WRITTEN INSTRUCTION: Each entry below should be reproduced character for character.

* start *

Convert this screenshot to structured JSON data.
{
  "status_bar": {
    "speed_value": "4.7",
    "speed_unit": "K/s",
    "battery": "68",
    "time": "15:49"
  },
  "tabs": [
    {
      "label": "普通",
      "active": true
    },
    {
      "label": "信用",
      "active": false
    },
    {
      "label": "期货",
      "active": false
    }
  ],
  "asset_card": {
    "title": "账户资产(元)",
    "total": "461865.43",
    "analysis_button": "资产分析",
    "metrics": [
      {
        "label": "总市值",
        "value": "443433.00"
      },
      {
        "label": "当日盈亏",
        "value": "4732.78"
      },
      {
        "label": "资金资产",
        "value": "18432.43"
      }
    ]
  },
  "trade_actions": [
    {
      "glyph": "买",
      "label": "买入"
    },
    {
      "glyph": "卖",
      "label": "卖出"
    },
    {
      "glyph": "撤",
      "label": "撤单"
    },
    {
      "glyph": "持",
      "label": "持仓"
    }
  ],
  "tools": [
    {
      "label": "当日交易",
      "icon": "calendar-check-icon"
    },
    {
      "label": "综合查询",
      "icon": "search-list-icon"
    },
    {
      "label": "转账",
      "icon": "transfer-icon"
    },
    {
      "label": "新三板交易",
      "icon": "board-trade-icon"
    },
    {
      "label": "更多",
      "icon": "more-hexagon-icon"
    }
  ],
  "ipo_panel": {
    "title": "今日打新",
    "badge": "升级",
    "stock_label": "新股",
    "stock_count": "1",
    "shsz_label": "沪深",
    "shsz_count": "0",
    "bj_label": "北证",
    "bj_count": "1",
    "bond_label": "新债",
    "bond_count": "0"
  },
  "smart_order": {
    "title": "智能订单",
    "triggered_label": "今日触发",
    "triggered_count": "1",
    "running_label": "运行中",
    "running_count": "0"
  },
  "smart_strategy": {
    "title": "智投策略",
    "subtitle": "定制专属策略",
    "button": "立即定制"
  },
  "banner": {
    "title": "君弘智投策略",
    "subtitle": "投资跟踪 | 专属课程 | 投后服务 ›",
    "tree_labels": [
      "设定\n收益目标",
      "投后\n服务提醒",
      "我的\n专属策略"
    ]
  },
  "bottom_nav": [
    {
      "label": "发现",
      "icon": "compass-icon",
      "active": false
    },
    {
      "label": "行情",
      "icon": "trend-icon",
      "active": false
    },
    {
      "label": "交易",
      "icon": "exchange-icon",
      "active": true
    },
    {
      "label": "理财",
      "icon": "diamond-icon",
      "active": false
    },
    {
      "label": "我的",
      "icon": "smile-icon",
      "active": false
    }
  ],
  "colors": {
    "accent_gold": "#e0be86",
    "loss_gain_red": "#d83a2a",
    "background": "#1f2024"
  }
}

* end *

TASK RESULT:
Convert this screenshot to structured JSON data.
{
  "status_bar": {
    "speed_value": "4.7",
    "speed_unit": "K/s",
    "battery": "68",
    "time": "15:49"
  },
  "tabs": [
    {
      "label": "普通",
      "active": true
    },
    {
      "label": "信用",
      "active": false
    },
    {
      "label": "期货",
      "active": false
    }
  ],
  "asset_card": {
    "title": "账户资产(元)",
    "total": "461865.43",
    "analysis_button": "资产分析",
    "metrics": [
      {
        "label": "总市值",
        "value": "443433.00"
      },
      {
        "label": "当日盈亏",
        "value": "4732.78"
      },
      {
        "label": "资金资产",
        "value": "18432.43"
      }
    ]
  },
  "trade_actions": [
    {
      "glyph": "买",
      "label": "买入"
    },
    {
      "glyph": "卖",
      "label": "卖出"
    },
    {
      "glyph": "撤",
      "label": "撤单"
    },
    {
      "glyph": "持",
      "label": "持仓"
    }
  ],
  "tools": [
    {
      "label": "当日交易",
      "icon": "calendar-check-icon"
    },
    {
      "label": "综合查询",
      "icon": "search-list-icon"
    },
    {
      "label": "转账",
      "icon": "transfer-icon"
    },
    {
      "label": "新三板交易",
      "icon": "board-trade-icon"
    },
    {
      "label": "更多",
      "icon": "more-hexagon-icon"
    }
  ],
  "ipo_panel": {
    "title": "今日打新",
    "badge": "升级",
    "stock_label": "新股",
    "stock_count": "1",
    "shsz_label": "沪深",
    "shsz_count": "0",
    "bj_label": "北证",
    "bj_count": "1",
    "bond_label": "新债",
    "bond_count": "0"
  },
  "smart_order": {
    "title": "智能订单",
    "triggered_label": "今日触发",
    "triggered_count": "1",
    "running_label": "运行中",
    "running_count": "0"
  },
  "smart_strategy": {
    "title": "智投策略",
    "subtitle": "定制专属策略",
    "button": "立即定制"
  },
  "banner": {
    "title": "君弘智投策略",
    "subtitle": "投资跟踪 | 专属课程 | 投后服务 ›",
    "tree_labels": [
      "设定\n收益目标",
      "投后\n服务提醒",
      "我的\n专属策略"
    ]
  },
  "bottom_nav": [
    {
      "label": "发现",
      "icon": "compass-icon",
      "active": false
    },
    {
      "label": "行情",
      "icon": "trend-icon",
      "active": false
    },
    {
      "label": "交易",
      "icon": "exchange-icon",
      "active": true
    },
    {
      "label": "理财",
      "icon": "diamond-icon",
      "active": false
    },
    {
      "label": "我的",
      "icon": "smile-icon",
      "active": false
    }
  ],
  "colors": {
    "accent_gold": "#e0be86",
    "loss_gain_red": "#d83a2a",
    "background": "#1f2024"
  }
}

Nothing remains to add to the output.